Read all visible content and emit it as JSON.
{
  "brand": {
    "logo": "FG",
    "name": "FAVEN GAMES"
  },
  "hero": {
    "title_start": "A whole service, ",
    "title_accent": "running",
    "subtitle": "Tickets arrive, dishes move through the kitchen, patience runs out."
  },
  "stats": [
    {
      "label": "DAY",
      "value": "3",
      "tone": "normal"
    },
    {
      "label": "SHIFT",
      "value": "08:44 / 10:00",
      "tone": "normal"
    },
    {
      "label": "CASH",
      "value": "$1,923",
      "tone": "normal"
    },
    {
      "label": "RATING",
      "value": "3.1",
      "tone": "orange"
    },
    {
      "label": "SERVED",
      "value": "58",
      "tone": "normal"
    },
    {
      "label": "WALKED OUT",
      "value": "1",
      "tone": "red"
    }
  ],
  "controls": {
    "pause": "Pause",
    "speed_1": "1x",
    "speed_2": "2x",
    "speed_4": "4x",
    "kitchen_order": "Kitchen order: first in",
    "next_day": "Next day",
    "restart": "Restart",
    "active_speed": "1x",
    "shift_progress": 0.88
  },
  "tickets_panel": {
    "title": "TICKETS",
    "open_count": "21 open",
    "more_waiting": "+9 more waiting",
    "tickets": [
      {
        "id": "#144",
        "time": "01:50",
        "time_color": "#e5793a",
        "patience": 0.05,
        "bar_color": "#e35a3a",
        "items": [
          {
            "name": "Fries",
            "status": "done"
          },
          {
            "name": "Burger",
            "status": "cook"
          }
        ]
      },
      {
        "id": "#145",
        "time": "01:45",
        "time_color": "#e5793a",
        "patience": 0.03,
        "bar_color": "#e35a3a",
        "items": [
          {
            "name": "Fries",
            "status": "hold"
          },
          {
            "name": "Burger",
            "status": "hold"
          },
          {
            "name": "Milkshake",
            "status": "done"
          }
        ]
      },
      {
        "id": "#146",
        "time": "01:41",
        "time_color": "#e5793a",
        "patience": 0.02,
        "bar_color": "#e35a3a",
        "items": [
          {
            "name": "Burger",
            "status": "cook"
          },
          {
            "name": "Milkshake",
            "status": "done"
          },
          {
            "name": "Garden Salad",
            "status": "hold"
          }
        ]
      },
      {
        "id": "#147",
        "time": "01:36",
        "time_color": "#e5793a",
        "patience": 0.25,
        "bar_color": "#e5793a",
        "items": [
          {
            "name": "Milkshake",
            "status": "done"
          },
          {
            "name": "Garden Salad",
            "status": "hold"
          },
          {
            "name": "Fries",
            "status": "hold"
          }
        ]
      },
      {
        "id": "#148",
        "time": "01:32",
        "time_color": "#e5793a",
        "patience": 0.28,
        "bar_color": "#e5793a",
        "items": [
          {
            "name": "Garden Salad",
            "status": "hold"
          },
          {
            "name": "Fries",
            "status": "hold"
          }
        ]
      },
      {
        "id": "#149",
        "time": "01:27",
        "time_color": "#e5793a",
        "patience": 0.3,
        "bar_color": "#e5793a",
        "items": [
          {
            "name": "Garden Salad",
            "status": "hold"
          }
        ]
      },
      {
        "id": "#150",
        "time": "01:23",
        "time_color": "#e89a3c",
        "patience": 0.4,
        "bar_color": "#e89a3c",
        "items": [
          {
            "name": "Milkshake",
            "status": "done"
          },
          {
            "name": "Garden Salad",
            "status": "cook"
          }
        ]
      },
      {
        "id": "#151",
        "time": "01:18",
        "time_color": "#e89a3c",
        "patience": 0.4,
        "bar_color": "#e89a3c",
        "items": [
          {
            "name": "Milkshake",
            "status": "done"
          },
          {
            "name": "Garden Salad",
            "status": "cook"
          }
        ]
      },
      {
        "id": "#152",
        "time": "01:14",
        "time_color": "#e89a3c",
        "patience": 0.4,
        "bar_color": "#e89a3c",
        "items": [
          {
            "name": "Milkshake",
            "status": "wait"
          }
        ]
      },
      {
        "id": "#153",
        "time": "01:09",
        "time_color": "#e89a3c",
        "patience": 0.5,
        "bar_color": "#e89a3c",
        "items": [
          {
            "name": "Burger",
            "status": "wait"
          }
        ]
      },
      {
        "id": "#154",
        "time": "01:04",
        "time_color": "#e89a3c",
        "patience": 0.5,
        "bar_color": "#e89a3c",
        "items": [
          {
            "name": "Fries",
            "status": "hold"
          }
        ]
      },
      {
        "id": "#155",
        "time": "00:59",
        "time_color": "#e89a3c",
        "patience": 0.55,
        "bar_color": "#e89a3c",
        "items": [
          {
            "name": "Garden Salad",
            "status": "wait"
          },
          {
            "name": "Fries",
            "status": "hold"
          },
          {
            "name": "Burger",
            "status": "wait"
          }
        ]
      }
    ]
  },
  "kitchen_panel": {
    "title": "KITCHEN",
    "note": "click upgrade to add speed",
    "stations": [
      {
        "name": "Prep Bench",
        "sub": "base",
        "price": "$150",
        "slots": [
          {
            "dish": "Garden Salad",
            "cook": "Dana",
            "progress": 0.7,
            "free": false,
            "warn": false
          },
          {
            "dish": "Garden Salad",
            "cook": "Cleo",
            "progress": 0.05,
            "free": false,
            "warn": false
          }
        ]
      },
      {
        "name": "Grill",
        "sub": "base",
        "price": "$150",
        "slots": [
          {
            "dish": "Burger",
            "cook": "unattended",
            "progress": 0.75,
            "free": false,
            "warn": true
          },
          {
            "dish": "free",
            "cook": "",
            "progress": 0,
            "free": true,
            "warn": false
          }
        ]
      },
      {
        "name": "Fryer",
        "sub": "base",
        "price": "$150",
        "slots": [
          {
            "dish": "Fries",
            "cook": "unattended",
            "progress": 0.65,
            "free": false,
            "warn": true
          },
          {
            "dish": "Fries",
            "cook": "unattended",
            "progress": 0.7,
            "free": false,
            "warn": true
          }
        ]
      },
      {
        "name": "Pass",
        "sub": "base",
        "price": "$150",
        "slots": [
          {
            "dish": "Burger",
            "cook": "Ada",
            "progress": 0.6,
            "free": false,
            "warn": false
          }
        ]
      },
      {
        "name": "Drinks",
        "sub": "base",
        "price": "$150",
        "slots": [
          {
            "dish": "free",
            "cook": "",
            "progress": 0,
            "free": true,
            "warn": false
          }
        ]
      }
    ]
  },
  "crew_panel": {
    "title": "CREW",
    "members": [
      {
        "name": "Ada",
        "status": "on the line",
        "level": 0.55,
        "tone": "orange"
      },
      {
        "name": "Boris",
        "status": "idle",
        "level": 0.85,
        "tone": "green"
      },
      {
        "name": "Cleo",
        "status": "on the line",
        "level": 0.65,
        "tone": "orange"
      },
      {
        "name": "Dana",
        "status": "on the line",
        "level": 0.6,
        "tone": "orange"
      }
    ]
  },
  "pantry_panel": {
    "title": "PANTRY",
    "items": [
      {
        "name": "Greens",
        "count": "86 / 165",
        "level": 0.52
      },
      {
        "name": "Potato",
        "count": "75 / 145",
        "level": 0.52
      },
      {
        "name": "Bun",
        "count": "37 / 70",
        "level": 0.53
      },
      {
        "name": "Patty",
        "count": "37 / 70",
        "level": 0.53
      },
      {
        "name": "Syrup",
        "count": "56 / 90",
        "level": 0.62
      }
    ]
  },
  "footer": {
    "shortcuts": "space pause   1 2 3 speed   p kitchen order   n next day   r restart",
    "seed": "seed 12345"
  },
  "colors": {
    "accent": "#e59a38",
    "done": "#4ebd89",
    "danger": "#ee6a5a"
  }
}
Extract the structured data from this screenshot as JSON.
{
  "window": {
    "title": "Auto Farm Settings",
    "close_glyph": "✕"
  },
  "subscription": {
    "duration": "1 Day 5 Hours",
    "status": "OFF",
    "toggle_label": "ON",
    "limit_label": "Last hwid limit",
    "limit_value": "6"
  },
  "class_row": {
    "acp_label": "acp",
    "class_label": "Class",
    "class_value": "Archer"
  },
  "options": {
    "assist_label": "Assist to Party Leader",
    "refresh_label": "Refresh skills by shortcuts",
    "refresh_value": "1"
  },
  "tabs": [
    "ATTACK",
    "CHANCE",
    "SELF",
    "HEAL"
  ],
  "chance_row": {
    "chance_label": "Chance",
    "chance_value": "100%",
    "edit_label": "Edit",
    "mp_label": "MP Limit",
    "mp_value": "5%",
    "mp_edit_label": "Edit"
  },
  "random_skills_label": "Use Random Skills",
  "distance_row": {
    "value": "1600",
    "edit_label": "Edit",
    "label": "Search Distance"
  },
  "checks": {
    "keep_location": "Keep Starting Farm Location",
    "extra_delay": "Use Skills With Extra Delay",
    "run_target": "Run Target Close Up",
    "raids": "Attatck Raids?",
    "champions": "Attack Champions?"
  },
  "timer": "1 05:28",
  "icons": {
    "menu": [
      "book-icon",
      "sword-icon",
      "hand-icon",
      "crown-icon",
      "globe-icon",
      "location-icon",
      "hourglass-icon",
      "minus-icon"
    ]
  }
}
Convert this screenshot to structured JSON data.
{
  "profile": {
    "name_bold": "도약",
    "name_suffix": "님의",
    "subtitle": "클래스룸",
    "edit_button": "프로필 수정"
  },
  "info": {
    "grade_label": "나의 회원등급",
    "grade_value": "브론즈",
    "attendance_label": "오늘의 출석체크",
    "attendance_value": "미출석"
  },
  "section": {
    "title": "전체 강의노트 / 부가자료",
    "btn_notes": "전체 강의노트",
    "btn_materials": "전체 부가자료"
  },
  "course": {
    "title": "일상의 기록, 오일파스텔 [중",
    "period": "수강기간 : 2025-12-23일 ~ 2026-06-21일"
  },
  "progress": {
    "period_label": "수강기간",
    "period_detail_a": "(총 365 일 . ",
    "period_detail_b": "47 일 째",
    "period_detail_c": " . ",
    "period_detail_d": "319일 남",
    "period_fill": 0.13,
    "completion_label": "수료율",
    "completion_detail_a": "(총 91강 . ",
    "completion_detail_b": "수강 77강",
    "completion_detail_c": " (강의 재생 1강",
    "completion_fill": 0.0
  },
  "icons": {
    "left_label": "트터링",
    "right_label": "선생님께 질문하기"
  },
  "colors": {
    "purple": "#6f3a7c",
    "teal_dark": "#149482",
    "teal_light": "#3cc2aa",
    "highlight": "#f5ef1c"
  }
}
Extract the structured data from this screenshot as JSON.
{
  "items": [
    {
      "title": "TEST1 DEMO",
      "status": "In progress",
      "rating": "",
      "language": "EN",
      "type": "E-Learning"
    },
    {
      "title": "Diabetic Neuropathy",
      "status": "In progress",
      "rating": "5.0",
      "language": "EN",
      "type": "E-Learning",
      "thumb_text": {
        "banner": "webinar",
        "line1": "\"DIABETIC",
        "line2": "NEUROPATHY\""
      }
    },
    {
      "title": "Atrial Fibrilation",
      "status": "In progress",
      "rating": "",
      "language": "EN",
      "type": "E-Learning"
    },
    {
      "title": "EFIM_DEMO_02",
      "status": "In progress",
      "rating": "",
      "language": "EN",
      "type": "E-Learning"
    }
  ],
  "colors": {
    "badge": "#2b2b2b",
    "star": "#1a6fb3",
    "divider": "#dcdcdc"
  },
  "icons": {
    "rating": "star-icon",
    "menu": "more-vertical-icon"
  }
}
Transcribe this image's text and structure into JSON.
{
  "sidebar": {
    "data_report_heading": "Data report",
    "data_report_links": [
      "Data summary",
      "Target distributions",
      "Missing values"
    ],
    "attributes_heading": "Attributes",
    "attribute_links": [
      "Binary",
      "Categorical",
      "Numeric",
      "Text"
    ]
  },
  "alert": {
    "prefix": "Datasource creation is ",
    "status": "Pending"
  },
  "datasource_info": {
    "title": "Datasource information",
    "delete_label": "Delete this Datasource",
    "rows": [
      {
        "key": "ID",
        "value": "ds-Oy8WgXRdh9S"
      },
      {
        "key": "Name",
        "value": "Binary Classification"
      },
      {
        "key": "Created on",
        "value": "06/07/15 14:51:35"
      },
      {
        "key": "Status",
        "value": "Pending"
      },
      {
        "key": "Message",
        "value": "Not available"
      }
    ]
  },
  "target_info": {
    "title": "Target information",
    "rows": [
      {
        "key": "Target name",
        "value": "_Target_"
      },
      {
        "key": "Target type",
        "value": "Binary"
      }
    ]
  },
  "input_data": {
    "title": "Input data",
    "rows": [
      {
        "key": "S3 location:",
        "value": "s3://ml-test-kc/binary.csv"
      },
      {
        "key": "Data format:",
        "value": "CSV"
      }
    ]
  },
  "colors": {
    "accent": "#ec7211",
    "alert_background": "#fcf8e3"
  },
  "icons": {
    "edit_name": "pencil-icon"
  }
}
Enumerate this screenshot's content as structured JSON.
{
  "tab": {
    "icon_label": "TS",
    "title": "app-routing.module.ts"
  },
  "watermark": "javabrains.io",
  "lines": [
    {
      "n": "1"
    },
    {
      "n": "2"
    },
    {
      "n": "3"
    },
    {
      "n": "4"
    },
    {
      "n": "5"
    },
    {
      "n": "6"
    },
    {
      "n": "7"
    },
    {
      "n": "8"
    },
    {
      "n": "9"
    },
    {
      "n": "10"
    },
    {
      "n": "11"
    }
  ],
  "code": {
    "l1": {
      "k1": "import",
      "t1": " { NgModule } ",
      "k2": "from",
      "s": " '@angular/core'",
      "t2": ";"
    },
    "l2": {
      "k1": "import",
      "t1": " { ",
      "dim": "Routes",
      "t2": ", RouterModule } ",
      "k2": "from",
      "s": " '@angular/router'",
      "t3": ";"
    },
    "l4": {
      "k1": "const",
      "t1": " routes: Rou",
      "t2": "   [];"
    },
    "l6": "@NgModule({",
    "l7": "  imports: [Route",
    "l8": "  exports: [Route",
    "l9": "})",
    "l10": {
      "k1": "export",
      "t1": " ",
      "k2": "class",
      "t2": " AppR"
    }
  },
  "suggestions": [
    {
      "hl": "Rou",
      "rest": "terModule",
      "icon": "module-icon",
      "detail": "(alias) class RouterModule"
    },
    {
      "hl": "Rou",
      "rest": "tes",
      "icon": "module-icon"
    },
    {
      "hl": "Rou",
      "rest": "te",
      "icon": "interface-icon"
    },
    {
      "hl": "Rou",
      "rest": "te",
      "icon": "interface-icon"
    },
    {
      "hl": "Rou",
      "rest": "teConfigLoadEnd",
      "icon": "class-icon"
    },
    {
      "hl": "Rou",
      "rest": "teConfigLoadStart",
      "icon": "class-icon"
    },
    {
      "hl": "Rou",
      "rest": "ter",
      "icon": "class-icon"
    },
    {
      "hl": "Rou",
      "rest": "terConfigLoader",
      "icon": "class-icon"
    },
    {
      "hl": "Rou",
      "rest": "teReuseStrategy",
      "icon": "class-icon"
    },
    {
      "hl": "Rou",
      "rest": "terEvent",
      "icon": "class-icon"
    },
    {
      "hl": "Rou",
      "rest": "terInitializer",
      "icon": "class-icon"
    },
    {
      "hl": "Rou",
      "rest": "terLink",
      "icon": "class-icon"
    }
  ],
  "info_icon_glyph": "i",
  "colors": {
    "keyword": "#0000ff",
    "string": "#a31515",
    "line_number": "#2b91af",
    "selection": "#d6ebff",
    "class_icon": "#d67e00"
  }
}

What you should do:
Look through the entries above and list every line containing "부가자료".

Task solution:
    "title": "전체 강의노트 / 부가자료",
    "btn_materials": "전체 부가자료"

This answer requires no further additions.